**Work instruction:**
Report each line of the data that contains the string "selbs".

──────── Records to use

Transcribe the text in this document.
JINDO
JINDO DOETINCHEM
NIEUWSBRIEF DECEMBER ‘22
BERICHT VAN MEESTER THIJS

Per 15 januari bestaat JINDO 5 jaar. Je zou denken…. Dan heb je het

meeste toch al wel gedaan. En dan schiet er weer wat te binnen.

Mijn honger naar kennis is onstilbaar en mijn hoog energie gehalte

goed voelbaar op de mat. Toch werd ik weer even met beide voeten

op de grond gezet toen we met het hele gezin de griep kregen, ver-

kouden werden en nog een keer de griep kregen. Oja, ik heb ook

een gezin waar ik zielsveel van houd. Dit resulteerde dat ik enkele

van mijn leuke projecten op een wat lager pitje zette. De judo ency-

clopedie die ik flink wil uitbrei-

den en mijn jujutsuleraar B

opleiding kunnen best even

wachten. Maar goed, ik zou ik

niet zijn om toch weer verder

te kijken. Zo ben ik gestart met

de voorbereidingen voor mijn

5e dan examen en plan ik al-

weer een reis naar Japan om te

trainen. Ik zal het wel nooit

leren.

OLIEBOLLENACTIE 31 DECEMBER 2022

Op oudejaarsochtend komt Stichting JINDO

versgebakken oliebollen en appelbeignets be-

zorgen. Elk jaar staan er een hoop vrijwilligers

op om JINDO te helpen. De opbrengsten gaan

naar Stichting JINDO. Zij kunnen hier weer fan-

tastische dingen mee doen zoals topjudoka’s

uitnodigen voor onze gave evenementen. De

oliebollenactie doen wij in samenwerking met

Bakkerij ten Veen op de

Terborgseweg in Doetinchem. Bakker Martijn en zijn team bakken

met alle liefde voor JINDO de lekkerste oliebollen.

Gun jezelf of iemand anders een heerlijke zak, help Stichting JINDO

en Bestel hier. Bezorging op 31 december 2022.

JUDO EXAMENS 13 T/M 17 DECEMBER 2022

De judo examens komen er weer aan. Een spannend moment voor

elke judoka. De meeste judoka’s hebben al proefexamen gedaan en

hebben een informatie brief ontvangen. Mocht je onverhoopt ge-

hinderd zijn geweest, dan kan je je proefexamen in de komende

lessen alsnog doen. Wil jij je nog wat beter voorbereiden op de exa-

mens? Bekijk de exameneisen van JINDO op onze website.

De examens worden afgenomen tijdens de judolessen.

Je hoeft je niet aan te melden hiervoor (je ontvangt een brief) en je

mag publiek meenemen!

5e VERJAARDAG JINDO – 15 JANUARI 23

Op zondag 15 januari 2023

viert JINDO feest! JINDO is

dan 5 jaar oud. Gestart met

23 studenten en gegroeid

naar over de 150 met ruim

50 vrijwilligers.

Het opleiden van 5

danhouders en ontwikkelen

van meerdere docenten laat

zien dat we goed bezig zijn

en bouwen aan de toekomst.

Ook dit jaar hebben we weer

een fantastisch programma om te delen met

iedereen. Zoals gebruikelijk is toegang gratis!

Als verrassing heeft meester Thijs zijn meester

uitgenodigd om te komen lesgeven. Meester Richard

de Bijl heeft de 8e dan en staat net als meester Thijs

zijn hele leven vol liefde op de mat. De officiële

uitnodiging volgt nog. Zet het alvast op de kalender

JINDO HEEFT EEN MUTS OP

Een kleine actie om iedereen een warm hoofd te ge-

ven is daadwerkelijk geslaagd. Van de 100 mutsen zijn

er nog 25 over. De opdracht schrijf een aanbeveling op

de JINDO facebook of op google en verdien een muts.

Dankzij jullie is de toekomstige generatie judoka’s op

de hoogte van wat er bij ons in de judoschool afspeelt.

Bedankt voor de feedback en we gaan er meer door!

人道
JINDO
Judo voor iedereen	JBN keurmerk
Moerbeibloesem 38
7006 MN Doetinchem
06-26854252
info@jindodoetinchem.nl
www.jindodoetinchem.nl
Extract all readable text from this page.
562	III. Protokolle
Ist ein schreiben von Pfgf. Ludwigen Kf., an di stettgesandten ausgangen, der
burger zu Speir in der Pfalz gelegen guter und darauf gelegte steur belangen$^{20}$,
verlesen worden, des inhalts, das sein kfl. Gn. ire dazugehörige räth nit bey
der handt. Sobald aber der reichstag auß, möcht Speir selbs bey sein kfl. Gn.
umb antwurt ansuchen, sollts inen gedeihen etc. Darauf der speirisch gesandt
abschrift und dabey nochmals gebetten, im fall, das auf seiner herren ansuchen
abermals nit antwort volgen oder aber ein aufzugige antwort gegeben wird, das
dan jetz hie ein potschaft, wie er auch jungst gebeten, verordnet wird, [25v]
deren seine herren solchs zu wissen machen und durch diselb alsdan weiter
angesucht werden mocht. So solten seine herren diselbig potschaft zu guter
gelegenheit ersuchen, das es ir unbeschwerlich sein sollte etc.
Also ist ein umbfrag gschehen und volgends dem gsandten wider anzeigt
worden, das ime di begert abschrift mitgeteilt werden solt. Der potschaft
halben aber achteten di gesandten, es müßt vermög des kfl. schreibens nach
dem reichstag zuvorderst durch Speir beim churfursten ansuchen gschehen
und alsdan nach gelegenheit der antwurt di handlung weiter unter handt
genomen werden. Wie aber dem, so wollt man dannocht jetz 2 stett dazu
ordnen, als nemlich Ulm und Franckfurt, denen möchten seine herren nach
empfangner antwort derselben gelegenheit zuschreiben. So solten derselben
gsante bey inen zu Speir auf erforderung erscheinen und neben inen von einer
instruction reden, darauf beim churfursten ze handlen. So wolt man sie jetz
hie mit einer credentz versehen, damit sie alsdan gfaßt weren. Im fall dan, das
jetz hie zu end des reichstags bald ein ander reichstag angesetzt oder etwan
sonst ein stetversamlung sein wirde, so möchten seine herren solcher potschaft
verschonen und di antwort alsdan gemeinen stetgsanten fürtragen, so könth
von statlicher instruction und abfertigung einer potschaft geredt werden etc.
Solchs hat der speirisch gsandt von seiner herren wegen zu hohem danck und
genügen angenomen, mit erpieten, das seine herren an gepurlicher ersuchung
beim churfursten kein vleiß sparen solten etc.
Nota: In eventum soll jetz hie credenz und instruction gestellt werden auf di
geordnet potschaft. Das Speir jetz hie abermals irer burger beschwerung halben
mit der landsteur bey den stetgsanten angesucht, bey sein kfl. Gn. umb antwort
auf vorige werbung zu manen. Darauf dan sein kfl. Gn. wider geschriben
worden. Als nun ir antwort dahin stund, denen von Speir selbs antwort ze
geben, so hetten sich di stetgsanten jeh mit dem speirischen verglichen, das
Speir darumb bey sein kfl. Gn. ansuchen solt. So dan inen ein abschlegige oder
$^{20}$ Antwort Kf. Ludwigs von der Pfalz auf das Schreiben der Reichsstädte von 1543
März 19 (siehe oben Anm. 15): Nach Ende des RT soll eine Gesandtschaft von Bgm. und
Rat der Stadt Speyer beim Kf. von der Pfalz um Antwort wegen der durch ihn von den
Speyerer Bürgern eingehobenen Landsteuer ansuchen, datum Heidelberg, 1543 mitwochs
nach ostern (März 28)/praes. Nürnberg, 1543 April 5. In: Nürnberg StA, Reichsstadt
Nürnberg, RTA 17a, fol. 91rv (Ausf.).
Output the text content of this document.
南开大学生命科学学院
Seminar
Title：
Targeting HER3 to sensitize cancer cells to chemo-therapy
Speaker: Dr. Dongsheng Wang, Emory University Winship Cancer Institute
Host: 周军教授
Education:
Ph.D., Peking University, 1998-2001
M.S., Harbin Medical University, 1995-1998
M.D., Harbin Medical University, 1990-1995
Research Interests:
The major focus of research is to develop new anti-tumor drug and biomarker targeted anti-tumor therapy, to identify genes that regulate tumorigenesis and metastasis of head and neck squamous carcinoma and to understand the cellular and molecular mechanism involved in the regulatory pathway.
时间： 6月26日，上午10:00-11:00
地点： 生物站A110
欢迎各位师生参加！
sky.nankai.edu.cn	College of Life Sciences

────────────────

**Solution to this task:**
der handt. Sobald aber der reichstag auß, möcht Speir selbs bey sein kfl. Gn.
worden. Als nun ir antwort dahin stund, denen von Speir selbs antwort ze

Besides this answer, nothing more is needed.